Figure dataset records:
————
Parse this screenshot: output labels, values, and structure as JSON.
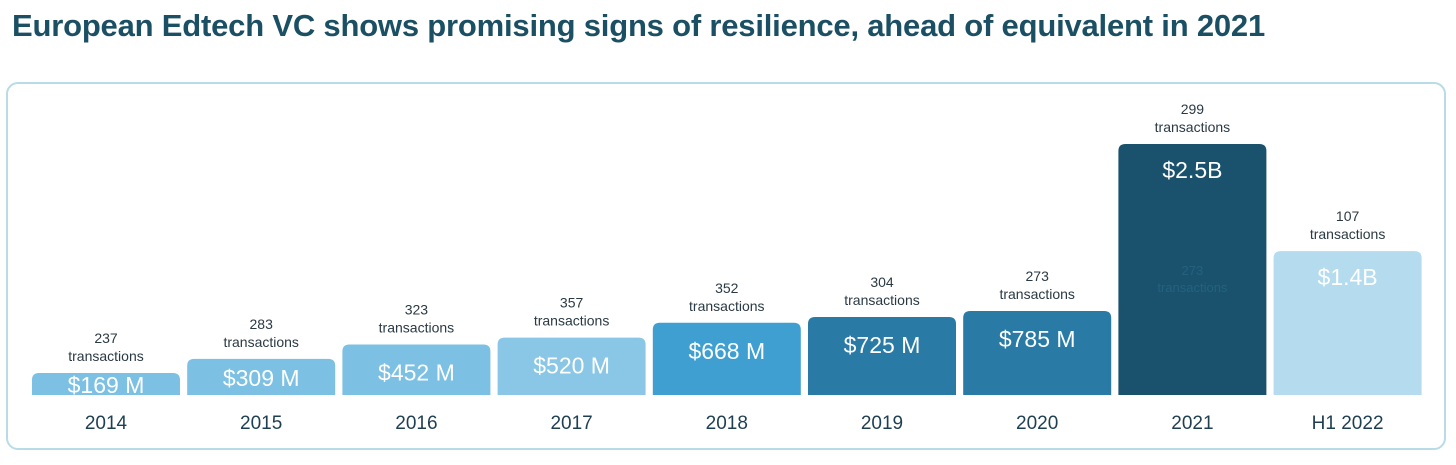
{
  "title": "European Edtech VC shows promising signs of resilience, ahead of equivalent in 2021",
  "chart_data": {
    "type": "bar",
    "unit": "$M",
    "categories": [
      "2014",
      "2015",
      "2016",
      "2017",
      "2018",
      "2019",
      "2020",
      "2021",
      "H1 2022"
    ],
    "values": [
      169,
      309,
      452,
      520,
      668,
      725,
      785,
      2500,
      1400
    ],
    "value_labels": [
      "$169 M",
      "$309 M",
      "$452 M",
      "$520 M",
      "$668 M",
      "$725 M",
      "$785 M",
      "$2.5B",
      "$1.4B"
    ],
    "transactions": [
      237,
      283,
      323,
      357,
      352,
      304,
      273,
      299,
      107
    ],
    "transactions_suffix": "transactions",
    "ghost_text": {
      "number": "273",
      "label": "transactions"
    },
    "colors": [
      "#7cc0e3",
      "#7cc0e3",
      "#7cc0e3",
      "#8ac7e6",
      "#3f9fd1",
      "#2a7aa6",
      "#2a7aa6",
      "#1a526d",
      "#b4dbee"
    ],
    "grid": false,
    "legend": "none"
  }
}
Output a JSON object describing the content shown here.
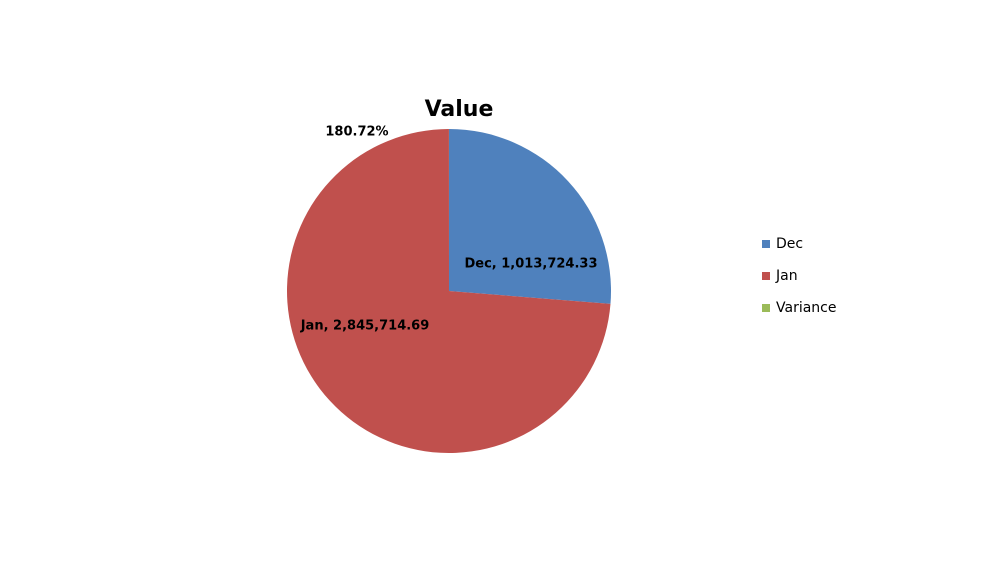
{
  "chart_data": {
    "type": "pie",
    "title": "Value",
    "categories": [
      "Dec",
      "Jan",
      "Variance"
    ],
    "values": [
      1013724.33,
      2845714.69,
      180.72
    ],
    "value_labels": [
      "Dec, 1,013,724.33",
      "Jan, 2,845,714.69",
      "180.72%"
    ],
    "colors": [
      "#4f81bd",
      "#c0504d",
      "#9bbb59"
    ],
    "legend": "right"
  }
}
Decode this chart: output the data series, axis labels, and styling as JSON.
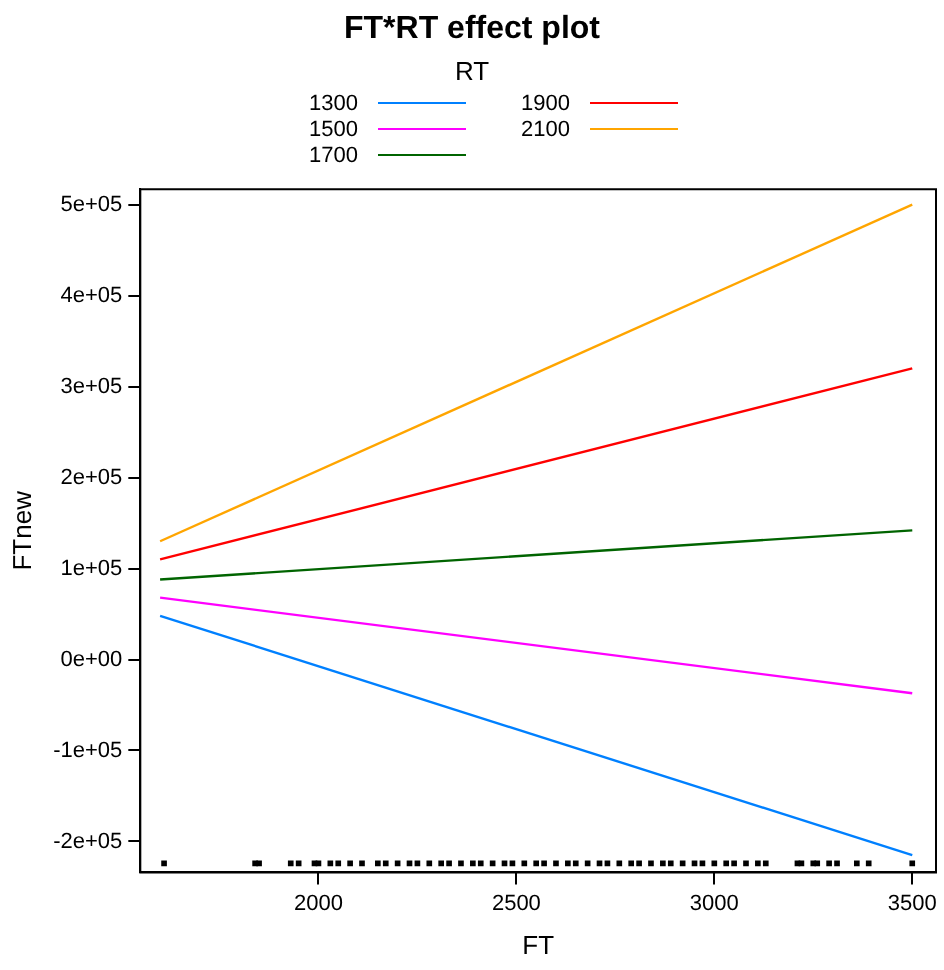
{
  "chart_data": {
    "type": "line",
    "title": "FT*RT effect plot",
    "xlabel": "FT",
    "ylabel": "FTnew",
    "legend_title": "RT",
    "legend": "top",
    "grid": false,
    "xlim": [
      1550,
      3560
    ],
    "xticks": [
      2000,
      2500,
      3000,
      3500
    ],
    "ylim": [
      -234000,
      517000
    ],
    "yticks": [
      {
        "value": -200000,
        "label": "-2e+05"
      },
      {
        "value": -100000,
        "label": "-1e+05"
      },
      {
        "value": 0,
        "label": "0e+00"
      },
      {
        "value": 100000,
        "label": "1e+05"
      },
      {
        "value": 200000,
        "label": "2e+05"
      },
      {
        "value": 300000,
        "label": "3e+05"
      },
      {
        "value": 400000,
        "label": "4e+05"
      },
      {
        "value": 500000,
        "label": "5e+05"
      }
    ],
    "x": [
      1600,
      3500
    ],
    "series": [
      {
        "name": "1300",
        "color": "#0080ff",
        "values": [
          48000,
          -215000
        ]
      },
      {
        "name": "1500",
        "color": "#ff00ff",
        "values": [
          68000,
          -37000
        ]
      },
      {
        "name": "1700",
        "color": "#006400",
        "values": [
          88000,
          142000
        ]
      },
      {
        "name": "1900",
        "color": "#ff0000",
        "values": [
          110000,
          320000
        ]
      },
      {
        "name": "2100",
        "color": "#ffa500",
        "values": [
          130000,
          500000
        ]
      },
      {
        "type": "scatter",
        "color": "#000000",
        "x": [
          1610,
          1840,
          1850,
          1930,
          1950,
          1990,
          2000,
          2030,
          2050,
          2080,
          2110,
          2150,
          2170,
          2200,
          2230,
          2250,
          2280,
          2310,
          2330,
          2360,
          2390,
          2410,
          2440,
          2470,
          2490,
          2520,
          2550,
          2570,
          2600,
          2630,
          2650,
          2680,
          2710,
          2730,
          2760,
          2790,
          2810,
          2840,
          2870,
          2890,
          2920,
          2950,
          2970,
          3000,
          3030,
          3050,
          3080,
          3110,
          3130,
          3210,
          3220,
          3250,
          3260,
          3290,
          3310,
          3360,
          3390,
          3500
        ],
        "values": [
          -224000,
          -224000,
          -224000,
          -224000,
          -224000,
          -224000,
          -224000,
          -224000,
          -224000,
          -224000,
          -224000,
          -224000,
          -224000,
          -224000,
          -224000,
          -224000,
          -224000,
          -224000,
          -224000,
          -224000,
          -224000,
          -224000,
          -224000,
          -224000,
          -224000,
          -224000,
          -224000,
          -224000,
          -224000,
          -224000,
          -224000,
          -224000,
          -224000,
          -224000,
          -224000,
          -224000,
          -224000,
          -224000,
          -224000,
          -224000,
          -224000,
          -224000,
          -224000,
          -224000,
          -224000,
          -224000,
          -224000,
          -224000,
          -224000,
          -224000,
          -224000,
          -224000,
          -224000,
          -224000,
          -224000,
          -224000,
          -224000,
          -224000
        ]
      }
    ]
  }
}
————
• **Exercise goal**: Reply with nothing but the number of lines that contain the word "name".

• **Task output**: 5